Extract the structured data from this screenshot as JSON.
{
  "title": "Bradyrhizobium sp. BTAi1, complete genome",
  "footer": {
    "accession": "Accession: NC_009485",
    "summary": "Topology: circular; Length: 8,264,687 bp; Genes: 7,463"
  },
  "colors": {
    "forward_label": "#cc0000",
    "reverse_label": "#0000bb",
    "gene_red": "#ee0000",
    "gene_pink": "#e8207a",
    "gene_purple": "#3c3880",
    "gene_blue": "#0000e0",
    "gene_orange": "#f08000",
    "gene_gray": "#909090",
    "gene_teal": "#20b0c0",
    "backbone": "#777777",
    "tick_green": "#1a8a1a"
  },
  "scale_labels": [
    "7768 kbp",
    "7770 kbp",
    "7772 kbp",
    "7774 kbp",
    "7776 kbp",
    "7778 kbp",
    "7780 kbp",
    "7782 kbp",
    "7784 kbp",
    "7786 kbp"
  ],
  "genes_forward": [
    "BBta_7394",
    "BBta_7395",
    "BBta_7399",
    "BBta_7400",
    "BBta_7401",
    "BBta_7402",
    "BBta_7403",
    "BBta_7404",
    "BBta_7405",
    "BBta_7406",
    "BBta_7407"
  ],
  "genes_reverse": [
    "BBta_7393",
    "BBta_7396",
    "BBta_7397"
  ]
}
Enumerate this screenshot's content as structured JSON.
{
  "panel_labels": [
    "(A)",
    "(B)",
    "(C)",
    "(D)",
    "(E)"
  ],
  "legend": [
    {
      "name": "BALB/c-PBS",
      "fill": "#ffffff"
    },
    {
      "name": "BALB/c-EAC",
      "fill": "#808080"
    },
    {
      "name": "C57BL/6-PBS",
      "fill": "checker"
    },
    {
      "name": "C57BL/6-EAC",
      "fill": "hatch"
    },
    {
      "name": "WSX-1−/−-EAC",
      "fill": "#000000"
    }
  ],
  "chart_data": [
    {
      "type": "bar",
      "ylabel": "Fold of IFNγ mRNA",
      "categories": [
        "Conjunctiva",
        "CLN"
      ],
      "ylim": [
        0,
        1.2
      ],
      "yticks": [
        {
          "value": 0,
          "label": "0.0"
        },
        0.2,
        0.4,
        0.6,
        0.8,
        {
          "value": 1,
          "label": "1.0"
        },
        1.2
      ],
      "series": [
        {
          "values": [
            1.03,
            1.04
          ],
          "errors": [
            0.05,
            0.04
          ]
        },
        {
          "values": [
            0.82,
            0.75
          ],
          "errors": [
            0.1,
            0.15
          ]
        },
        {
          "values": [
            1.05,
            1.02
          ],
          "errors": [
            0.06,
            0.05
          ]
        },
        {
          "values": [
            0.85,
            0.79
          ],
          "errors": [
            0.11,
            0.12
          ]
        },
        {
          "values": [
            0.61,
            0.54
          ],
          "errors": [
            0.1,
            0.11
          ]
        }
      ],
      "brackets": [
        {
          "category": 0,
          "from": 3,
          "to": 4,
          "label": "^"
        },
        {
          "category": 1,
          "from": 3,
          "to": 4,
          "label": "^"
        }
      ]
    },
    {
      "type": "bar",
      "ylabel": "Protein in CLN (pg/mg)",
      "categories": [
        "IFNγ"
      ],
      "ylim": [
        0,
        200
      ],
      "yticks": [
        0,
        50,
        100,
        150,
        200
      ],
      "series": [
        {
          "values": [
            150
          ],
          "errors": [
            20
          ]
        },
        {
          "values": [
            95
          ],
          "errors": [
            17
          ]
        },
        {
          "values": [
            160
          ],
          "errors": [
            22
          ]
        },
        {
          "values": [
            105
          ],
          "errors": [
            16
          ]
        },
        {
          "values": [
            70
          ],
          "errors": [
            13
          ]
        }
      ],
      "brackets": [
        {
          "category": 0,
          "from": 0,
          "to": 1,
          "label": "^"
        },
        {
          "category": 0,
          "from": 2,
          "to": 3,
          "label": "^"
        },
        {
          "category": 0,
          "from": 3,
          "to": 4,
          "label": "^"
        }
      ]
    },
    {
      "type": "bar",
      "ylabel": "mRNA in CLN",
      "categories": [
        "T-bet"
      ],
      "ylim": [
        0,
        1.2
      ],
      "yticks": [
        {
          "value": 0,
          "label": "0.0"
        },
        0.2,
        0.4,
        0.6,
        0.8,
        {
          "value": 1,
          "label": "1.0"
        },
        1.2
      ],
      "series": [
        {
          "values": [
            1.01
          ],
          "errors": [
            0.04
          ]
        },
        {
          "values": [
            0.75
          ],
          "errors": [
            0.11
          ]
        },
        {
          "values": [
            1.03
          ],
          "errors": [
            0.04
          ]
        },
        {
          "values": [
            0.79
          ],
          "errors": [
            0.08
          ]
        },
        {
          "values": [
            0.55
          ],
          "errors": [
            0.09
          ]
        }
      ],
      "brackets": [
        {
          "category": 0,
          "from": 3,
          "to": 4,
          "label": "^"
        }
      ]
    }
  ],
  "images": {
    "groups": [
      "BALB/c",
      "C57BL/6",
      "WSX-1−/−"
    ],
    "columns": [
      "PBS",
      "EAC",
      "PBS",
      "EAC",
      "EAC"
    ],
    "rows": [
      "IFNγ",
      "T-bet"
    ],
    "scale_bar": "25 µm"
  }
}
◇ ◇ ◇
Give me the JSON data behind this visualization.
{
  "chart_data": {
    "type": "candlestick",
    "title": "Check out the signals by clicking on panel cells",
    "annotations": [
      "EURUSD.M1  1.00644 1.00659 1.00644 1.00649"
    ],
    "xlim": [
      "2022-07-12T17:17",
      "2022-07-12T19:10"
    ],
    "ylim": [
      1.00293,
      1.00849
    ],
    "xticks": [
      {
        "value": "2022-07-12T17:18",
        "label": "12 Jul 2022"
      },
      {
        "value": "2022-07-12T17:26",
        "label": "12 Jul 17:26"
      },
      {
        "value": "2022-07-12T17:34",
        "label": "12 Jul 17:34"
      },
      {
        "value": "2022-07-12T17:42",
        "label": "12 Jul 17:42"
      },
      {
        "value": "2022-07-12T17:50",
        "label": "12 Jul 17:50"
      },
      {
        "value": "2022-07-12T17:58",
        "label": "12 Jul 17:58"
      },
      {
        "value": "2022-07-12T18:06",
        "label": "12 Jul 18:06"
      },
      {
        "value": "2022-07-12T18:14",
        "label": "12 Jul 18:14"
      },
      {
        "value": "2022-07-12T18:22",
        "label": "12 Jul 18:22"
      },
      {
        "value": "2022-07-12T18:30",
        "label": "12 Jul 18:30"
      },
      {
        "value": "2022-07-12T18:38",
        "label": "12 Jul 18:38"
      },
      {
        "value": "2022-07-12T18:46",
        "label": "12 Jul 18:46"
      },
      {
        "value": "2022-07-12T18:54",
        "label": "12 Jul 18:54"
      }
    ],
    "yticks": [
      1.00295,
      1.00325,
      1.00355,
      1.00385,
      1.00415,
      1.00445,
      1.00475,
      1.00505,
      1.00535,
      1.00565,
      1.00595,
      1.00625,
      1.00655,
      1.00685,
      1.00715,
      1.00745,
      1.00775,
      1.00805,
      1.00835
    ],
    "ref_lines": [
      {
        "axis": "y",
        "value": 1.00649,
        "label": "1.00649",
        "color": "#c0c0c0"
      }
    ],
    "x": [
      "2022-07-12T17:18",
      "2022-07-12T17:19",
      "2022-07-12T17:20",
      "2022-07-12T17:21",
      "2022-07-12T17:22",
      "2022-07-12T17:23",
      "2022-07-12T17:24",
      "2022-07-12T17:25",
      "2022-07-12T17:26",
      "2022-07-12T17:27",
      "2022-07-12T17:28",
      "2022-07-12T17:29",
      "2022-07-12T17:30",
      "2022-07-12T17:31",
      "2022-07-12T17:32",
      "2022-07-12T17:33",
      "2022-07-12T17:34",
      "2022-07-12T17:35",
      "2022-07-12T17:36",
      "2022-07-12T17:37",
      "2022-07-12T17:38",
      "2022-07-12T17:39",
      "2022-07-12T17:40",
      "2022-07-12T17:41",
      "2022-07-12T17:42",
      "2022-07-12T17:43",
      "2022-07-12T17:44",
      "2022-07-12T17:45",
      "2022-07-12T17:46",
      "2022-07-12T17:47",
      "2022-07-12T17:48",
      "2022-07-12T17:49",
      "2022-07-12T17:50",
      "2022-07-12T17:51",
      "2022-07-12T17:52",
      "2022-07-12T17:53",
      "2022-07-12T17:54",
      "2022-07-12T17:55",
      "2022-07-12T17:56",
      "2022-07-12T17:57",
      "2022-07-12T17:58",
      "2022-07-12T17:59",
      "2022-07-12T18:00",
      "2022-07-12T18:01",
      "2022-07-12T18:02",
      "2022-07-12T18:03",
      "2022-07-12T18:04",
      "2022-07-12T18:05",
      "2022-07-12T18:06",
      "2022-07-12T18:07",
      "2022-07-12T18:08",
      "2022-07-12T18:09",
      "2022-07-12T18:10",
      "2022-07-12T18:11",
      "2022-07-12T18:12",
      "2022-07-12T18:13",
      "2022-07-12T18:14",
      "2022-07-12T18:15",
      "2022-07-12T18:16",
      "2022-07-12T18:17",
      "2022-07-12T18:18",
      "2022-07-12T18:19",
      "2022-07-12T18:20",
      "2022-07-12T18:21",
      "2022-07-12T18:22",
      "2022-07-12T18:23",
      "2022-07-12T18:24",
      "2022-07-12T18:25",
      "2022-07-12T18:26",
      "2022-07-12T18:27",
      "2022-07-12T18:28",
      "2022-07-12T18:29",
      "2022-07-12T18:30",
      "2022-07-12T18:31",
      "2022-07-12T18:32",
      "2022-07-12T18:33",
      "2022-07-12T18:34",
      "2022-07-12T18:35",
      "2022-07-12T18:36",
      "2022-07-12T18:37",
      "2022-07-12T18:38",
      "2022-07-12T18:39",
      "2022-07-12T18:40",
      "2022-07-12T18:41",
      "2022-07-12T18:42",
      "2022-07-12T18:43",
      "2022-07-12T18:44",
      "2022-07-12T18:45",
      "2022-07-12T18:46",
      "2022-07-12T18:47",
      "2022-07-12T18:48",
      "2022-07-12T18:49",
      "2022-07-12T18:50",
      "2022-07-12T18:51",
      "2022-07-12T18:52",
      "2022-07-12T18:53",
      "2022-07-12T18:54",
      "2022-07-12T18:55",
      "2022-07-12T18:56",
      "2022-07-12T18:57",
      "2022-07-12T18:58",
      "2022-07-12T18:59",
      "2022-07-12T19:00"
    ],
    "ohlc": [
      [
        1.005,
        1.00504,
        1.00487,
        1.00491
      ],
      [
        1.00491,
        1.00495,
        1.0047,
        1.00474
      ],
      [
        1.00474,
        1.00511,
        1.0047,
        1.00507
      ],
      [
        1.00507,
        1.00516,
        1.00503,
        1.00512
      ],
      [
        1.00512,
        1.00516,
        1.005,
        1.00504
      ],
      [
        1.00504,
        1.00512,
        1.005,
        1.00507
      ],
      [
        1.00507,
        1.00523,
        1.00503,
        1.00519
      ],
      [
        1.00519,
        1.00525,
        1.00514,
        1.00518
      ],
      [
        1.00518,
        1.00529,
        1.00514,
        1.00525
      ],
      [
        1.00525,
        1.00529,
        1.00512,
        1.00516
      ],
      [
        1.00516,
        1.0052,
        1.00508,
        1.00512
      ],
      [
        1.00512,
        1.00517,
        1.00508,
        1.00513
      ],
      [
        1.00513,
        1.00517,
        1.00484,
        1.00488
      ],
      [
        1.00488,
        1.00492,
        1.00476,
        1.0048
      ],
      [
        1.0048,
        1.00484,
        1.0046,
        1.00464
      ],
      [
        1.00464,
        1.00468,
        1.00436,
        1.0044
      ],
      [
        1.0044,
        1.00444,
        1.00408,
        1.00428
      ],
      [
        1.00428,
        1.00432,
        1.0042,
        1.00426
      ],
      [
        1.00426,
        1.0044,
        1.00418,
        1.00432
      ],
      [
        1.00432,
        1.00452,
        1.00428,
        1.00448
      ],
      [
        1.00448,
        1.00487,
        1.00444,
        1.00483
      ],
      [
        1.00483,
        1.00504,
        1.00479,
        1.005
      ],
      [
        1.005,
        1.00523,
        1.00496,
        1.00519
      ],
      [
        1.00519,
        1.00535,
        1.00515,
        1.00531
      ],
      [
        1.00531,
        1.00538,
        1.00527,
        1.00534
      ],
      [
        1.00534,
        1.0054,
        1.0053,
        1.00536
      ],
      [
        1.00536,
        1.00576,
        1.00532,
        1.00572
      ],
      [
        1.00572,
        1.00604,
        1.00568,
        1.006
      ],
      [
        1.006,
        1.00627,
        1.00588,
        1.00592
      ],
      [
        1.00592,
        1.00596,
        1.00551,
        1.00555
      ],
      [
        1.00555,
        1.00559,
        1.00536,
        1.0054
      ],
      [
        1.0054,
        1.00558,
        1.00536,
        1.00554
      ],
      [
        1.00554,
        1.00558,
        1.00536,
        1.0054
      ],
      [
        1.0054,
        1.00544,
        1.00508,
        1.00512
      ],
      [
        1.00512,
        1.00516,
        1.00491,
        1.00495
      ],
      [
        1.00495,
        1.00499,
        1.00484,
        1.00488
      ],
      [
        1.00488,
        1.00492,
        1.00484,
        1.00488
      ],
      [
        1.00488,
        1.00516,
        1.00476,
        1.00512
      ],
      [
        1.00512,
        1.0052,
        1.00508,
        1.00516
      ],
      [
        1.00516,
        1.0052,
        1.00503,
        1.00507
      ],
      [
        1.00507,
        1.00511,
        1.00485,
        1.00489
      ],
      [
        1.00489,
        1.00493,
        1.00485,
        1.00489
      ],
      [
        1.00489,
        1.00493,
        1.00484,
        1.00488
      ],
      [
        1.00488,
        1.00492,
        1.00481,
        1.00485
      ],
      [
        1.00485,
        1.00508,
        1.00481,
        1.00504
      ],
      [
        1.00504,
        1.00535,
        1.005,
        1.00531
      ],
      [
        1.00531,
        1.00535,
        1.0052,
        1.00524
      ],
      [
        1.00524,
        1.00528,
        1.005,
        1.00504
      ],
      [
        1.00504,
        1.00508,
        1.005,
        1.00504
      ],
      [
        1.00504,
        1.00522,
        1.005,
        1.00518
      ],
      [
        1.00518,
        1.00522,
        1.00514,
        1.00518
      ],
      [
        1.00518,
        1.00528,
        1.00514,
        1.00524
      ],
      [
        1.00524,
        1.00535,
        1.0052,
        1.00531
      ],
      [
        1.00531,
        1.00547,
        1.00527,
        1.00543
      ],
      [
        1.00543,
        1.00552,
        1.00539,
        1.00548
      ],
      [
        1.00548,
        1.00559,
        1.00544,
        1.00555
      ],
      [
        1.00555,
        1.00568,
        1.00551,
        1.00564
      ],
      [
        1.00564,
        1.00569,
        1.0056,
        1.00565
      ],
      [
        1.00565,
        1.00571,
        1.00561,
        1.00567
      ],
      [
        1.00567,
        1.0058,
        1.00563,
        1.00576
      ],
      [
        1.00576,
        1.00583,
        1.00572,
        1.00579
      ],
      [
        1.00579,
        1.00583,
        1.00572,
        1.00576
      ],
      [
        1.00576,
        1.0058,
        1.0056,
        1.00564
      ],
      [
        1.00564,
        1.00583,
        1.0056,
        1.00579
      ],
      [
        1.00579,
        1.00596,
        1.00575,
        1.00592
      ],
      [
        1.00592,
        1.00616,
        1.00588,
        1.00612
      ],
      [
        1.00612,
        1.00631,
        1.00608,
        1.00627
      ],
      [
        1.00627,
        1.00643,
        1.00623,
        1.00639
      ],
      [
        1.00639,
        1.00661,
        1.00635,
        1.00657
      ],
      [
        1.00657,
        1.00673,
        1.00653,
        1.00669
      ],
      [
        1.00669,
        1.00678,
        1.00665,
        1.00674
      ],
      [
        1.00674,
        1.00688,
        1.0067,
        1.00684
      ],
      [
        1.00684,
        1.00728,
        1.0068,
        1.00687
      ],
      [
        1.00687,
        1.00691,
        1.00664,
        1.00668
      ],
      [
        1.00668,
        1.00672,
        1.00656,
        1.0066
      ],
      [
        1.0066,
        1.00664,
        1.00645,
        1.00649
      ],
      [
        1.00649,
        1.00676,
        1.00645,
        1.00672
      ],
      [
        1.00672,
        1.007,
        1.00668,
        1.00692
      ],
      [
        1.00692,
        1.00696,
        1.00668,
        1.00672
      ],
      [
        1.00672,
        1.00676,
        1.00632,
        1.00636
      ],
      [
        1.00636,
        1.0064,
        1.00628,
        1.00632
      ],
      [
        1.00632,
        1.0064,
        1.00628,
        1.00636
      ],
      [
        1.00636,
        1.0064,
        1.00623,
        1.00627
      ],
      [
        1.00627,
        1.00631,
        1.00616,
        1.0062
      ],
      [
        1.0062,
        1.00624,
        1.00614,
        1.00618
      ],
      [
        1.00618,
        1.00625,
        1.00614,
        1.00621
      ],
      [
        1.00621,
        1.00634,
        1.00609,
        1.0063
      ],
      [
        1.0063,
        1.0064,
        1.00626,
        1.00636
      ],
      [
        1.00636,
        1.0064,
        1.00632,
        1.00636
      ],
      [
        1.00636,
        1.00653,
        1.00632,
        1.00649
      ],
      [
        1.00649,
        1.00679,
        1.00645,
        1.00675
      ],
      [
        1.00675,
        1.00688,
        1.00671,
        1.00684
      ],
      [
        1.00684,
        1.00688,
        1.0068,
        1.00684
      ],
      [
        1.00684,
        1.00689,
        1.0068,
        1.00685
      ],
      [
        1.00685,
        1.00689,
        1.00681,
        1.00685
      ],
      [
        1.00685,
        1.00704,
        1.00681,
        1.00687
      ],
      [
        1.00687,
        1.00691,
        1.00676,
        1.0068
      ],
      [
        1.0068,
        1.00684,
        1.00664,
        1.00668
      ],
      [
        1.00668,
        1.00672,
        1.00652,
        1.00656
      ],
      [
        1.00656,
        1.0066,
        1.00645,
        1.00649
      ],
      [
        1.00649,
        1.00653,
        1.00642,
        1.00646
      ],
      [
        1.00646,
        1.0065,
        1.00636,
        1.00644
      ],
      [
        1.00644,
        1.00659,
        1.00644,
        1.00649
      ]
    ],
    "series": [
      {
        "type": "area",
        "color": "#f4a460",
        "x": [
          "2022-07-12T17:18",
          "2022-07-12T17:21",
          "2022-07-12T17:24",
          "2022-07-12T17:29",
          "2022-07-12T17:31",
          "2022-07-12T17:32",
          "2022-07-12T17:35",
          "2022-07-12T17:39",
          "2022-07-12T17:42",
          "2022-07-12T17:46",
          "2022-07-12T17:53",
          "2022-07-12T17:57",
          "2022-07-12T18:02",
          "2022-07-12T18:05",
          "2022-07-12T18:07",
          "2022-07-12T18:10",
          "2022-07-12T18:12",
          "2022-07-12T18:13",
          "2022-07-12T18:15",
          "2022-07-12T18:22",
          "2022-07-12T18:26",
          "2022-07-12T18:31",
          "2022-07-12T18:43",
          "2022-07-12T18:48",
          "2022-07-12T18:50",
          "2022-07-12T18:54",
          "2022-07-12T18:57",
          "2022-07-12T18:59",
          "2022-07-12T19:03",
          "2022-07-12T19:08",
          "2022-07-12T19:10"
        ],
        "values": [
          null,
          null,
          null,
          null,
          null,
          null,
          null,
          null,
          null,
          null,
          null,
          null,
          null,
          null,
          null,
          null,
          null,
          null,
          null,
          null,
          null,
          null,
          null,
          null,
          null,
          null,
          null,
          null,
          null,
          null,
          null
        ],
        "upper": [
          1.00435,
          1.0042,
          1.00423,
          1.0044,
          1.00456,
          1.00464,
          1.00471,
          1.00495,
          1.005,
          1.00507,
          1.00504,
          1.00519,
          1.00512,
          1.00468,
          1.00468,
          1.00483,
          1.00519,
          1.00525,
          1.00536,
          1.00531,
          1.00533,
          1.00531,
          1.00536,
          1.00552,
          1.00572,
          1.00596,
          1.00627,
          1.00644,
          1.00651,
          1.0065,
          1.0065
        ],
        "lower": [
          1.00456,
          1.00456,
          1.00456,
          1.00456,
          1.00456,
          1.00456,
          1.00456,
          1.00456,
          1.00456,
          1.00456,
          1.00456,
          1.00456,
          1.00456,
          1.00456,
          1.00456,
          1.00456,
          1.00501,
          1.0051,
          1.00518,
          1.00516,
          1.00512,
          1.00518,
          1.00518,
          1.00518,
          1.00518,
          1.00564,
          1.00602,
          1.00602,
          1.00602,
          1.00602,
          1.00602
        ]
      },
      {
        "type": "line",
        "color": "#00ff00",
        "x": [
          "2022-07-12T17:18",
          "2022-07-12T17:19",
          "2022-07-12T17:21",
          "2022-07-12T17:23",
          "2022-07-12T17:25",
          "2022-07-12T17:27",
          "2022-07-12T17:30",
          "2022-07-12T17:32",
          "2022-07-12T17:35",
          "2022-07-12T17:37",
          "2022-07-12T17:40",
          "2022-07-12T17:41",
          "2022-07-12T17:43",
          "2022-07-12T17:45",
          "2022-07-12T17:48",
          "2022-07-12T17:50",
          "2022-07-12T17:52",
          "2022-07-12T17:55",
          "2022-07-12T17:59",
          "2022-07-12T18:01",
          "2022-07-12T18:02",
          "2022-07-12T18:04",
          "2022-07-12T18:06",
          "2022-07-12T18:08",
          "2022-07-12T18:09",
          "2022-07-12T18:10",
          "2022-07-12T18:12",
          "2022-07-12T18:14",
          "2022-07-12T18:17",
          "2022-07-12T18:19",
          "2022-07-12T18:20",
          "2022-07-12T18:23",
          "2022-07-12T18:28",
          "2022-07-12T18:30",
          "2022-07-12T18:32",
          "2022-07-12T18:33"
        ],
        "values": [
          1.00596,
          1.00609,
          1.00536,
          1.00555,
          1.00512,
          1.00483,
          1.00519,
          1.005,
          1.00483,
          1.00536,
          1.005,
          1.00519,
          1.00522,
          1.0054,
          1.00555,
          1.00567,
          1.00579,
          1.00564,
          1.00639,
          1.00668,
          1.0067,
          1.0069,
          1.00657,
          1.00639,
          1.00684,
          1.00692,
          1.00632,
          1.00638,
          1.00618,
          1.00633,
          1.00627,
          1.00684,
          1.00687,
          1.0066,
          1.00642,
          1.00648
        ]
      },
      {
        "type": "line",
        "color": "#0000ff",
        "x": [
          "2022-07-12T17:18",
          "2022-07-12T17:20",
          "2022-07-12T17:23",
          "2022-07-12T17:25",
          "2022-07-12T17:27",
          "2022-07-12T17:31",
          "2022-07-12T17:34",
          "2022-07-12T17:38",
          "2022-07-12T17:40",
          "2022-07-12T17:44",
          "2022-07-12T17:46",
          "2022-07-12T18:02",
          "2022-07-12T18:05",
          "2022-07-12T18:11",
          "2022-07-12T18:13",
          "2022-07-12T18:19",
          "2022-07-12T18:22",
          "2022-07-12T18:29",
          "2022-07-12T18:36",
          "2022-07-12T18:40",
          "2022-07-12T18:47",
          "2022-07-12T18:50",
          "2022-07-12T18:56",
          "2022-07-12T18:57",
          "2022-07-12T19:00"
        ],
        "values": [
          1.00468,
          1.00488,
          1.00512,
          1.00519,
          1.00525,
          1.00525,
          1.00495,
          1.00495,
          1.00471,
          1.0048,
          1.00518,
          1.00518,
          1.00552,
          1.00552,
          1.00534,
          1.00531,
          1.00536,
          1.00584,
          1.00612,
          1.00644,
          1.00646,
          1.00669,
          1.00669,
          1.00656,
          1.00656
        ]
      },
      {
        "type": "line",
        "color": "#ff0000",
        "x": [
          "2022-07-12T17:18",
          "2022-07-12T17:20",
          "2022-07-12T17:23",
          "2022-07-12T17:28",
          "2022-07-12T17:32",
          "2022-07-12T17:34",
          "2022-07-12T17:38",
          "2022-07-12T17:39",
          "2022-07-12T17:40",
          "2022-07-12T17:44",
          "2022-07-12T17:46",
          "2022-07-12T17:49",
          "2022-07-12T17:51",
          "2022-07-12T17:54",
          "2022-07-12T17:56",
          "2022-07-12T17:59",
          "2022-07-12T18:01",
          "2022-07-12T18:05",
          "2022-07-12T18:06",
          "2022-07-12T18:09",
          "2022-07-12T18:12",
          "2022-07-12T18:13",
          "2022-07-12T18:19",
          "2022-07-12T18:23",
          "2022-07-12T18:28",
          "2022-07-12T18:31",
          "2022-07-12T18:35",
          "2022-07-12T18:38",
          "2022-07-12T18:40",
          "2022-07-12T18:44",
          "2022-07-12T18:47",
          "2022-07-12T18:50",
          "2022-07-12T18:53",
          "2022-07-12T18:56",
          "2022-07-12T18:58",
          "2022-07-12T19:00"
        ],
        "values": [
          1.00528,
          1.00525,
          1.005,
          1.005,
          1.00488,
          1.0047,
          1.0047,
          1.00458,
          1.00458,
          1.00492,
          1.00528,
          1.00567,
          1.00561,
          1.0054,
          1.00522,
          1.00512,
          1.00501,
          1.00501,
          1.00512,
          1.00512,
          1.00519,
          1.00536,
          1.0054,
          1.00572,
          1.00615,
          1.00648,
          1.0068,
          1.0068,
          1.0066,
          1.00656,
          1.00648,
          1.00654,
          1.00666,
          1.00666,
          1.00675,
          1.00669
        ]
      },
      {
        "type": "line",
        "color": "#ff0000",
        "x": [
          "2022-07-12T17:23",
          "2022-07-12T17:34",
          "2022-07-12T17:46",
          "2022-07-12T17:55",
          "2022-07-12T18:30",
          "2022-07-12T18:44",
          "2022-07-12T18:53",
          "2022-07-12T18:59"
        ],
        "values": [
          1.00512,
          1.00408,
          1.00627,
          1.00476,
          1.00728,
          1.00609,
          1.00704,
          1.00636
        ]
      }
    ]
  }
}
◇ ◇ ◇
> **TASK BRIEF**
Using the entries above, tally every line that holds the word "ylabel". Answer with that number only.

> **SOLUTION**
3